#### [Task goal]
Would you set down every entry shown below, precisely as written?

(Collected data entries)

————————

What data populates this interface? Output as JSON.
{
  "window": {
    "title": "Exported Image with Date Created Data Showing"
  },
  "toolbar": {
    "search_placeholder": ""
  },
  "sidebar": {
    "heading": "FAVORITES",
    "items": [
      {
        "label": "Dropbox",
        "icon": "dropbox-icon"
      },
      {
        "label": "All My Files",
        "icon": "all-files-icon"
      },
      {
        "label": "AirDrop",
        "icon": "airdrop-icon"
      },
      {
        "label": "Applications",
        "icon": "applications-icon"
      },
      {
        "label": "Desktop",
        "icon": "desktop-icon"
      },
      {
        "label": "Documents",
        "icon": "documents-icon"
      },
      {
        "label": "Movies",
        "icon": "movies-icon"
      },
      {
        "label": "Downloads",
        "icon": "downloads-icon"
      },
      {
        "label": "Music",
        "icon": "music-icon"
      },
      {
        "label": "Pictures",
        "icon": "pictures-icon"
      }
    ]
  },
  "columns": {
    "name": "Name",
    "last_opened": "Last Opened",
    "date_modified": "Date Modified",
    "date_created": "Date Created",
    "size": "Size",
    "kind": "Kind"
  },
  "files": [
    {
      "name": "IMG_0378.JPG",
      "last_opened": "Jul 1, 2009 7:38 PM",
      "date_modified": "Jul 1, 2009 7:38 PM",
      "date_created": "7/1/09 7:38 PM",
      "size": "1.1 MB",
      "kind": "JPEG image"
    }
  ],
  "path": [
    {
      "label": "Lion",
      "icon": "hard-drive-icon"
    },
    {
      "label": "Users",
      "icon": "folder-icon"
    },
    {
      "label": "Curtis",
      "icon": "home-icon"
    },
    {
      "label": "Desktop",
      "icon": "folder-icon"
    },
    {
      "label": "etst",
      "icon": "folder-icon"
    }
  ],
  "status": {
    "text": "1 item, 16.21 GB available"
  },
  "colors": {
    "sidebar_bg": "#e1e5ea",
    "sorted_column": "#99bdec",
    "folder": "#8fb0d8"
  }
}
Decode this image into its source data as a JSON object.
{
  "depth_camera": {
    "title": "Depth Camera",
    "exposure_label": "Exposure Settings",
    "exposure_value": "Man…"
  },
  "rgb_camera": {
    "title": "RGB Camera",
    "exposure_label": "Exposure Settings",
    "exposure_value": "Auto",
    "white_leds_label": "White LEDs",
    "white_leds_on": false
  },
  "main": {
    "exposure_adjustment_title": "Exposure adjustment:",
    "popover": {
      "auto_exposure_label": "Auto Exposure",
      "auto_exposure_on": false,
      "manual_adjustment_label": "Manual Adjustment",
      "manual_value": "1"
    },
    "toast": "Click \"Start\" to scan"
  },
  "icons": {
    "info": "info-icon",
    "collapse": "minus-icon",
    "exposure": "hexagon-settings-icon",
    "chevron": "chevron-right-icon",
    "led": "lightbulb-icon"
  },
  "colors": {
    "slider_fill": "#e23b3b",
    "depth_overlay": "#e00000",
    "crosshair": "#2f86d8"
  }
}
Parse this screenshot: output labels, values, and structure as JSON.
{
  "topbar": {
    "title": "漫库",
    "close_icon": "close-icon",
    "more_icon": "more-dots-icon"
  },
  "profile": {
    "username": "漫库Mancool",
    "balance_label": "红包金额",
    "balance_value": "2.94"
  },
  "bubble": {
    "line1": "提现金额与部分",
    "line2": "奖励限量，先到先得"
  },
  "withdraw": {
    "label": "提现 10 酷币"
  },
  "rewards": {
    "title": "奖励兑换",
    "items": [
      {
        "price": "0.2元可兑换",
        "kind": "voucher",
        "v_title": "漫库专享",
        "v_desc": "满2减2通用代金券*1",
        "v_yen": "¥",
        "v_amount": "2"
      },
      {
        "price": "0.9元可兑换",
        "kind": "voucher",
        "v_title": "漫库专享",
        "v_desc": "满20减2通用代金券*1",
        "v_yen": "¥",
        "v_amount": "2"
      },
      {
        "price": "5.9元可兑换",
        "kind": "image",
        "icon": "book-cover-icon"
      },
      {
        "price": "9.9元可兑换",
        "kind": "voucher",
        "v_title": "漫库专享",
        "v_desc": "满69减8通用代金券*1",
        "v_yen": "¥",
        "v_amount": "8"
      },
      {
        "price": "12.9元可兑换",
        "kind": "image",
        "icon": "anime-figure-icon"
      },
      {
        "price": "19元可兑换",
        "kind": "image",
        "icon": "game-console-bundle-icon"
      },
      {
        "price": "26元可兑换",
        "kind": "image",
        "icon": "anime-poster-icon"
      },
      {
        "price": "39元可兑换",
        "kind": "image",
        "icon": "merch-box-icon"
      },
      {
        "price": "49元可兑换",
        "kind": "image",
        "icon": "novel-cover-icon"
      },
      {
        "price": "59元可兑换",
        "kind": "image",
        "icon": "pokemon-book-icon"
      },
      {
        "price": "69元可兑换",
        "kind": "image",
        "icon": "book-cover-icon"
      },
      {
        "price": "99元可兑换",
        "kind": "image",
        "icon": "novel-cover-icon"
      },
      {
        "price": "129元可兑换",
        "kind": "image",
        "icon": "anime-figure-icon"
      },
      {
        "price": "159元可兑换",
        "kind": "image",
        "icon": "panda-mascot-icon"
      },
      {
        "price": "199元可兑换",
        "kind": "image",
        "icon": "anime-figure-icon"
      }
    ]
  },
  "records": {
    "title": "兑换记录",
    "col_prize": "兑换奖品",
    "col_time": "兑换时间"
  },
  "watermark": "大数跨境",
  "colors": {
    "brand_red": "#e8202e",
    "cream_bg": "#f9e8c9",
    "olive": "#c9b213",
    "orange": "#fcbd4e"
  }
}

————————

#### [Answer to this task]
What data populates this interface? Output as JSON.
{
  "window": {
    "title": "Exported Image with Date Created Data Showing"
  },
  "toolbar": {
    "search_placeholder": ""
  },
  "sidebar": {
    "heading": "FAVORITES",
    "items": [
      {
        "label": "Dropbox",
        "icon": "dropbox-icon"
      },
      {
        "label": "All My Files",
        "icon": "all-files-icon"
      },
      {
        "label": "AirDrop",
        "icon": "airdrop-icon"
      },
      {
        "label": "Applications",
        "icon": "applications-icon"
      },
      {
        "label": "Desktop",
        "icon": "desktop-icon"
      },
      {
        "label": "Documents",
        "icon": "documents-icon"
      },
      {
        "label": "Movies",
        "icon": "movies-icon"
      },
      {
        "label": "Downloads",
        "icon": "downloads-icon"
      },
      {
        "label": "Music",
        "icon": "music-icon"
      },
      {
        "label": "Pictures",
        "icon": "pictures-icon"
      }
    ]
  },
  "columns": {
    "name": "Name",
    "last_opened": "Last Opened",
    "date_modified": "Date Modified",
    "date_created": "Date Created",
    "size": "Size",
    "kind": "Kind"
  },
  "files": [
    {
      "name": "IMG_0378.JPG",
      "last_opened": "Jul 1, 2009 7:38 PM",
      "date_modified": "Jul 1, 2009 7:38 PM",
      "date_created": "7/1/09 7:38 PM",
      "size": "1.1 MB",
      "kind": "JPEG image"
    }
  ],
  "path": [
    {
      "label": "Lion",
      "icon": "hard-drive-icon"
    },
    {
      "label": "Users",
      "icon": "folder-icon"
    },
    {
      "label": "Curtis",
      "icon": "home-icon"
    },
    {
      "label": "Desktop",
      "icon": "folder-icon"
    },
    {
      "label": "etst",
      "icon": "folder-icon"
    }
  ],
  "status": {
    "text": "1 item, 16.21 GB available"
  },
  "colors": {
    "sidebar_bg": "#e1e5ea",
    "sorted_column": "#99bdec",
    "folder": "#8fb0d8"
  }
}
Decode this image into its source data as a JSON object.
{
  "depth_camera": {
    "title": "Depth Camera",
    "exposure_label": "Exposure Settings",
    "exposure_value": "Man…"
  },
  "rgb_camera": {
    "title": "RGB Camera",
    "exposure_label": "Exposure Settings",
    "exposure_value": "Auto",
    "white_leds_label": "White LEDs",
    "white_leds_on": false
  },
  "main": {
    "exposure_adjustment_title": "Exposure adjustment:",
    "popover": {
      "auto_exposure_label": "Auto Exposure",
      "auto_exposure_on": false,
      "manual_adjustment_label": "Manual Adjustment",
      "manual_value": "1"
    },
    "toast": "Click \"Start\" to scan"
  },
  "icons": {
    "info": "info-icon",
    "collapse": "minus-icon",
    "exposure": "hexagon-settings-icon",
    "chevron": "chevron-right-icon",
    "led": "lightbulb-icon"
  },
  "colors": {
    "slider_fill": "#e23b3b",
    "depth_overlay": "#e00000",
    "crosshair": "#2f86d8"
  }
}
Parse this screenshot: output labels, values, and structure as JSON.
{
  "topbar": {
    "title": "漫库",
    "close_icon": "close-icon",
    "more_icon": "more-dots-icon"
  },
  "profile": {
    "username": "漫库Mancool",
    "balance_label": "红包金额",
    "balance_value": "2.94"
  },
  "bubble": {
    "line1": "提现金额与部分",
    "line2": "奖励限量，先到先得"
  },
  "withdraw": {
    "label": "提现 10 酷币"
  },
  "rewards": {
    "title": "奖励兑换",
    "items": [
      {
        "price": "0.2元可兑换",
        "kind": "voucher",
        "v_title": "漫库专享",
        "v_desc": "满2减2通用代金券*1",
        "v_yen": "¥",
        "v_amount": "2"
      },
      {
        "price": "0.9元可兑换",
        "kind": "voucher",
        "v_title": "漫库专享",
        "v_desc": "满20减2通用代金券*1",
        "v_yen": "¥",
        "v_amount": "2"
      },
      {
        "price": "5.9元可兑换",
        "kind": "image",
        "icon": "book-cover-icon"
      },
      {
        "price": "9.9元可兑换",
        "kind": "voucher",
        "v_title": "漫库专享",
        "v_desc": "满69减8通用代金券*1",
        "v_yen": "¥",
        "v_amount": "8"
      },
      {
        "price": "12.9元可兑换",
        "kind": "image",
        "icon": "anime-figure-icon"
      },
      {
        "price": "19元可兑换",
        "kind": "image",
        "icon": "game-console-bundle-icon"
      },
      {
        "price": "26元可兑换",
        "kind": "image",
        "icon": "anime-poster-icon"
      },
      {
        "price": "39元可兑换",
        "kind": "image",
        "icon": "merch-box-icon"
      },
      {
        "price": "49元可兑换",
        "kind": "image",
        "icon": "novel-cover-icon"
      },
      {
        "price": "59元可兑换",
        "kind": "image",
        "icon": "pokemon-book-icon"
      },
      {
        "price": "69元可兑换",
        "kind": "image",
        "icon": "book-cover-icon"
      },
      {
        "price": "99元可兑换",
        "kind": "image",
        "icon": "novel-cover-icon"
      },
      {
        "price": "129元可兑换",
        "kind": "image",
        "icon": "anime-figure-icon"
      },
      {
        "price": "159元可兑换",
        "kind": "image",
        "icon": "panda-mascot-icon"
      },
      {
        "price": "199元可兑换",
        "kind": "image",
        "icon": "anime-figure-icon"
      }
    ]
  },
  "records": {
    "title": "兑换记录",
    "col_prize": "兑换奖品",
    "col_time": "兑换时间"
  },
  "watermark": "大数跨境",
  "colors": {
    "brand_red": "#e8202e",
    "cream_bg": "#f9e8c9",
    "olive": "#c9b213",
    "orange": "#fcbd4e"
  }
}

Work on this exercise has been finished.